** Opening Records provided block **

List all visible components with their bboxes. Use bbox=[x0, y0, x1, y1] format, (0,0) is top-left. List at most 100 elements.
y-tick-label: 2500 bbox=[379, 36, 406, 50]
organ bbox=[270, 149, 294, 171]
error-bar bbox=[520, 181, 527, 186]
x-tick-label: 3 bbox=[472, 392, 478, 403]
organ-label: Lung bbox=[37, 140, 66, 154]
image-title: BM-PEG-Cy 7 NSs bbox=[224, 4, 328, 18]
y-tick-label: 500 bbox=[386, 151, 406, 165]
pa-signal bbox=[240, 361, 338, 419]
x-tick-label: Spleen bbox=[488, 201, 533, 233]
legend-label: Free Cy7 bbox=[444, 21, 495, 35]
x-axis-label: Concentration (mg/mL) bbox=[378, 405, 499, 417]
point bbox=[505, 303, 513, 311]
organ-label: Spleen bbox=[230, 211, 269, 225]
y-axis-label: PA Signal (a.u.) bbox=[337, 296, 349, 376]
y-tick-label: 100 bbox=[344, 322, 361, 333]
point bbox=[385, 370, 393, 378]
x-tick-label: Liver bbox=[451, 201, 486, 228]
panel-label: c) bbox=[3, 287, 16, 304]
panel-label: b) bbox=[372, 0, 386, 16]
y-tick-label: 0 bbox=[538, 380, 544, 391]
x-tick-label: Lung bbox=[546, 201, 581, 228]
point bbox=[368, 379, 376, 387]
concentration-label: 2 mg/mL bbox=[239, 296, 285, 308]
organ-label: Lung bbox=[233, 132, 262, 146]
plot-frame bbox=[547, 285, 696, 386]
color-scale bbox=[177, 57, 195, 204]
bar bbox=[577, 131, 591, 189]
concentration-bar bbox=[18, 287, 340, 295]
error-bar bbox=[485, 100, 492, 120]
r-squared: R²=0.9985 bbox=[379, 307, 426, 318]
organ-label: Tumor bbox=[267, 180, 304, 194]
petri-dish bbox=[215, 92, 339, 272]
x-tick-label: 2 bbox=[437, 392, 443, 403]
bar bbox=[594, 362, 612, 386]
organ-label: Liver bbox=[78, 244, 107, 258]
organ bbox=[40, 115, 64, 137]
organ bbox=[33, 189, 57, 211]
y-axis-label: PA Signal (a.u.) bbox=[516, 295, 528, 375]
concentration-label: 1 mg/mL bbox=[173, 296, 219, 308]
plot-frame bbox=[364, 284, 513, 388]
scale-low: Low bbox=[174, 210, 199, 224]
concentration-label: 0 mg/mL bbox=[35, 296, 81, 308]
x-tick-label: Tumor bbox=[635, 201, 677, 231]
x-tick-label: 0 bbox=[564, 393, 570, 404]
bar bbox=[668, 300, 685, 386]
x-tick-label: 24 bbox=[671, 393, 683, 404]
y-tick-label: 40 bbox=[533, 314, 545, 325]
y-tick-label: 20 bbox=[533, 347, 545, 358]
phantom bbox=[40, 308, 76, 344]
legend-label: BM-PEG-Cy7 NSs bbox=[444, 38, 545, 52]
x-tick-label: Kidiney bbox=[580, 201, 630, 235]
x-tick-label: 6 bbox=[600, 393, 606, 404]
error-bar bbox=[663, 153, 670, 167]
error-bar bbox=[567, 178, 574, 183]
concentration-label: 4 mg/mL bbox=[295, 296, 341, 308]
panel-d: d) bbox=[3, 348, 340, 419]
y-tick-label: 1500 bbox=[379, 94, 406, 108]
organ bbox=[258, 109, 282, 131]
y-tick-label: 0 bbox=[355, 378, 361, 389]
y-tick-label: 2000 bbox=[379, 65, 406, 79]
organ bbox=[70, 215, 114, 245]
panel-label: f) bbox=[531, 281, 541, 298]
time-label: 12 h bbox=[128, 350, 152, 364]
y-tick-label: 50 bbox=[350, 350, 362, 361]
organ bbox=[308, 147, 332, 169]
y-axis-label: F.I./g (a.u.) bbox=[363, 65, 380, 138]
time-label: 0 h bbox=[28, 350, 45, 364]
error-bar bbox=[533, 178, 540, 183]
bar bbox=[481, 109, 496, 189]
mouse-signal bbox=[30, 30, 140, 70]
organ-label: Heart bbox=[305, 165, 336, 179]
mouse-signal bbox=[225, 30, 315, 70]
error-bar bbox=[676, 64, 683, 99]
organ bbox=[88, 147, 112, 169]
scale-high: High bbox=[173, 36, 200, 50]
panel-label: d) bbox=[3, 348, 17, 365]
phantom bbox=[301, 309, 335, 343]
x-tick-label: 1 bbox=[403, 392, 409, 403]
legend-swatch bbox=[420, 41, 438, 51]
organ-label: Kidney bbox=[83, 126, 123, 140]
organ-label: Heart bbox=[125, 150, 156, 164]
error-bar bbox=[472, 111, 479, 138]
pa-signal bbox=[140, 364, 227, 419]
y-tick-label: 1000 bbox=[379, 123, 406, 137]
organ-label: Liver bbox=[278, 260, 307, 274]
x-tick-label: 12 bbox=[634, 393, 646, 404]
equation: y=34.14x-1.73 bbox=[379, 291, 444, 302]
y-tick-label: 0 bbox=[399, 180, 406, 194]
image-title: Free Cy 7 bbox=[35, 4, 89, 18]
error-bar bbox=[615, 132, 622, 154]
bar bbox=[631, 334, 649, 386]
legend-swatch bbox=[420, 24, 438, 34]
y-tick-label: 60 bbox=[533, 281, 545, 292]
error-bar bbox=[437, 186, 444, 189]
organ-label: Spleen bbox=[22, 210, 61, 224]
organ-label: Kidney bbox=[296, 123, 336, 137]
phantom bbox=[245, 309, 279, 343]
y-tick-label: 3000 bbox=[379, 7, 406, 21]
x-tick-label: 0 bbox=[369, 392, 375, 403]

** Closing Records provided block **

Your goal - The lines to show are those in the data above that include "time".

Solution -
time-label: 12 h bbox=[128, 350, 152, 364]
time-label: 0 h bbox=[28, 350, 45, 364]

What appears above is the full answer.